# [YOUR OBJECTIVE]
Copy out all the entries exactly.

A block of data:
*****
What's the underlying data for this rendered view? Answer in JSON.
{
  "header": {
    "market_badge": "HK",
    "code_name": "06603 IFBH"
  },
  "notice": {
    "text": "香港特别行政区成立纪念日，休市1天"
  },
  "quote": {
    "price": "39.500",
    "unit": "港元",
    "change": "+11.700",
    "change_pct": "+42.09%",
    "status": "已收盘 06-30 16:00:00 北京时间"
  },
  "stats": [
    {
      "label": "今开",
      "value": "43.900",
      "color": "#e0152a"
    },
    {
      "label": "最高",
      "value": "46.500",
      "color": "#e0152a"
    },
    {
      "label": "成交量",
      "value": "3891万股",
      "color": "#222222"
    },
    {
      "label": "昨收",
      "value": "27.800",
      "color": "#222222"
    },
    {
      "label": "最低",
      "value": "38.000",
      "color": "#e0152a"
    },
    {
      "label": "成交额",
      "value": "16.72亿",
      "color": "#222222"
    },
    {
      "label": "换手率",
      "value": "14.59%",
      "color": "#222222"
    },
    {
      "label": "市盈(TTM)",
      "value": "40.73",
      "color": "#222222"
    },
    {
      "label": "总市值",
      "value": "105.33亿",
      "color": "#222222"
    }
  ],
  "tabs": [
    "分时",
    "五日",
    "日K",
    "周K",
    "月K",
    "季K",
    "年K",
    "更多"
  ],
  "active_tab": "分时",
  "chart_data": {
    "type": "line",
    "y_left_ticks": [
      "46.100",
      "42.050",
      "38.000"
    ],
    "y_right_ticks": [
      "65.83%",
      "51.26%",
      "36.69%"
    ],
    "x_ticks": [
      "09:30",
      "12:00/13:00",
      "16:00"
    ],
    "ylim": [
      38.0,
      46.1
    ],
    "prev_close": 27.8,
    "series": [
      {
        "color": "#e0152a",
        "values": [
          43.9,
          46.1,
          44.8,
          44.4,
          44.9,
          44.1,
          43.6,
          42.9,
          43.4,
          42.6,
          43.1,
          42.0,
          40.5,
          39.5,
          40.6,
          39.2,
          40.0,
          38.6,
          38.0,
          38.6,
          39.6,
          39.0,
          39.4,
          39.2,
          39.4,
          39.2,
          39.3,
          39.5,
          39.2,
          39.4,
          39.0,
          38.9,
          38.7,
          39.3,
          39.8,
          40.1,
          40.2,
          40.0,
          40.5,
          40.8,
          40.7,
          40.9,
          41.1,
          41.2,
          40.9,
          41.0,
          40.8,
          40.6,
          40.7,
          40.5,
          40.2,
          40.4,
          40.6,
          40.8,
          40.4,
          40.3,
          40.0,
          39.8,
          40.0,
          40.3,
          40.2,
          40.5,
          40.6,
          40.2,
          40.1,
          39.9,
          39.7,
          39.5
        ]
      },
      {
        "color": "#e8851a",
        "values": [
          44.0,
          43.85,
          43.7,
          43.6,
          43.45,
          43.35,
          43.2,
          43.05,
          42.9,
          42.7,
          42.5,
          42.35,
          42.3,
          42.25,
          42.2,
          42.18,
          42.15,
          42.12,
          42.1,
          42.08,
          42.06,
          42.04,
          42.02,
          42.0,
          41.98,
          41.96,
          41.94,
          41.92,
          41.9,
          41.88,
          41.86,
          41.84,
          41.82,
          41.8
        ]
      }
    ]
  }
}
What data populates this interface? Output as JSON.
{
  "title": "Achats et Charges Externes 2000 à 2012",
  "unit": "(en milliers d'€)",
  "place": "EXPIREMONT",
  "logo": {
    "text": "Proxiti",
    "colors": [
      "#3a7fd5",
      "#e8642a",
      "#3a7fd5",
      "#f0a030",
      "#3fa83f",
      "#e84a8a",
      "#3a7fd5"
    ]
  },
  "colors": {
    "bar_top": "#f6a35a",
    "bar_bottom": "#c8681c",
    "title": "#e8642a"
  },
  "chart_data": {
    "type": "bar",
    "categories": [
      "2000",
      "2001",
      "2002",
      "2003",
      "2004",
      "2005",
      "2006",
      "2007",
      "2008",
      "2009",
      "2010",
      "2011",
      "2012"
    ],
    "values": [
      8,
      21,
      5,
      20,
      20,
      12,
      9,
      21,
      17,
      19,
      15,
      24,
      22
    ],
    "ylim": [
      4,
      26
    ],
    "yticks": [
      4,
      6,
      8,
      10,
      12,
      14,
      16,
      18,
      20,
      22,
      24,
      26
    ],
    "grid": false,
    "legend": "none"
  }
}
*****
# [EXPECTED ANSWER]
What's the underlying data for this rendered view? Answer in JSON.
{
  "header": {
    "market_badge": "HK",
    "code_name": "06603 IFBH"
  },
  "notice": {
    "text": "香港特别行政区成立纪念日，休市1天"
  },
  "quote": {
    "price": "39.500",
    "unit": "港元",
    "change": "+11.700",
    "change_pct": "+42.09%",
    "status": "已收盘 06-30 16:00:00 北京时间"
  },
  "stats": [
    {
      "label": "今开",
      "value": "43.900",
      "color": "#e0152a"
    },
    {
      "label": "最高",
      "value": "46.500",
      "color": "#e0152a"
    },
    {
      "label": "成交量",
      "value": "3891万股",
      "color": "#222222"
    },
    {
      "label": "昨收",
      "value": "27.800",
      "color": "#222222"
    },
    {
      "label": "最低",
      "value": "38.000",
      "color": "#e0152a"
    },
    {
      "label": "成交额",
      "value": "16.72亿",
      "color": "#222222"
    },
    {
      "label": "换手率",
      "value": "14.59%",
      "color": "#222222"
    },
    {
      "label": "市盈(TTM)",
      "value": "40.73",
      "color": "#222222"
    },
    {
      "label": "总市值",
      "value": "105.33亿",
      "color": "#222222"
    }
  ],
  "tabs": [
    "分时",
    "五日",
    "日K",
    "周K",
    "月K",
    "季K",
    "年K",
    "更多"
  ],
  "active_tab": "分时",
  "chart_data": {
    "type": "line",
    "y_left_ticks": [
      "46.100",
      "42.050",
      "38.000"
    ],
    "y_right_ticks": [
      "65.83%",
      "51.26%",
      "36.69%"
    ],
    "x_ticks": [
      "09:30",
      "12:00/13:00",
      "16:00"
    ],
    "ylim": [
      38.0,
      46.1
    ],
    "prev_close": 27.8,
    "series": [
      {
        "color": "#e0152a",
        "values": [
          43.9,
          46.1,
          44.8,
          44.4,
          44.9,
          44.1,
          43.6,
          42.9,
          43.4,
          42.6,
          43.1,
          42.0,
          40.5,
          39.5,
          40.6,
          39.2,
          40.0,
          38.6,
          38.0,
          38.6,
          39.6,
          39.0,
          39.4,
          39.2,
          39.4,
          39.2,
          39.3,
          39.5,
          39.2,
          39.4,
          39.0,
          38.9,
          38.7,
          39.3,
          39.8,
          40.1,
          40.2,
          40.0,
          40.5,
          40.8,
          40.7,
          40.9,
          41.1,
          41.2,
          40.9,
          41.0,
          40.8,
          40.6,
          40.7,
          40.5,
          40.2,
          40.4,
          40.6,
          40.8,
          40.4,
          40.3,
          40.0,
          39.8,
          40.0,
          40.3,
          40.2,
          40.5,
          40.6,
          40.2,
          40.1,
          39.9,
          39.7,
          39.5
        ]
      },
      {
        "color": "#e8851a",
        "values": [
          44.0,
          43.85,
          43.7,
          43.6,
          43.45,
          43.35,
          43.2,
          43.05,
          42.9,
          42.7,
          42.5,
          42.35,
          42.3,
          42.25,
          42.2,
          42.18,
          42.15,
          42.12,
          42.1,
          42.08,
          42.06,
          42.04,
          42.02,
          42.0,
          41.98,
          41.96,
          41.94,
          41.92,
          41.9,
          41.88,
          41.86,
          41.84,
          41.82,
          41.8
        ]
      }
    ]
  }
}
What data populates this interface? Output as JSON.
{
  "title": "Achats et Charges Externes 2000 à 2012",
  "unit": "(en milliers d'€)",
  "place": "EXPIREMONT",
  "logo": {
    "text": "Proxiti",
    "colors": [
      "#3a7fd5",
      "#e8642a",
      "#3a7fd5",
      "#f0a030",
      "#3fa83f",
      "#e84a8a",
      "#3a7fd5"
    ]
  },
  "colors": {
    "bar_top": "#f6a35a",
    "bar_bottom": "#c8681c",
    "title": "#e8642a"
  },
  "chart_data": {
    "type": "bar",
    "categories": [
      "2000",
      "2001",
      "2002",
      "2003",
      "2004",
      "2005",
      "2006",
      "2007",
      "2008",
      "2009",
      "2010",
      "2011",
      "2012"
    ],
    "values": [
      8,
      21,
      5,
      20,
      20,
      12,
      9,
      21,
      17,
      19,
      15,
      24,
      22
    ],
    "ylim": [
      4,
      26
    ],
    "yticks": [
      4,
      6,
      8,
      10,
      12,
      14,
      16,
      18,
      20,
      22,
      24,
      26
    ],
    "grid": false,
    "legend": "none"
  }
}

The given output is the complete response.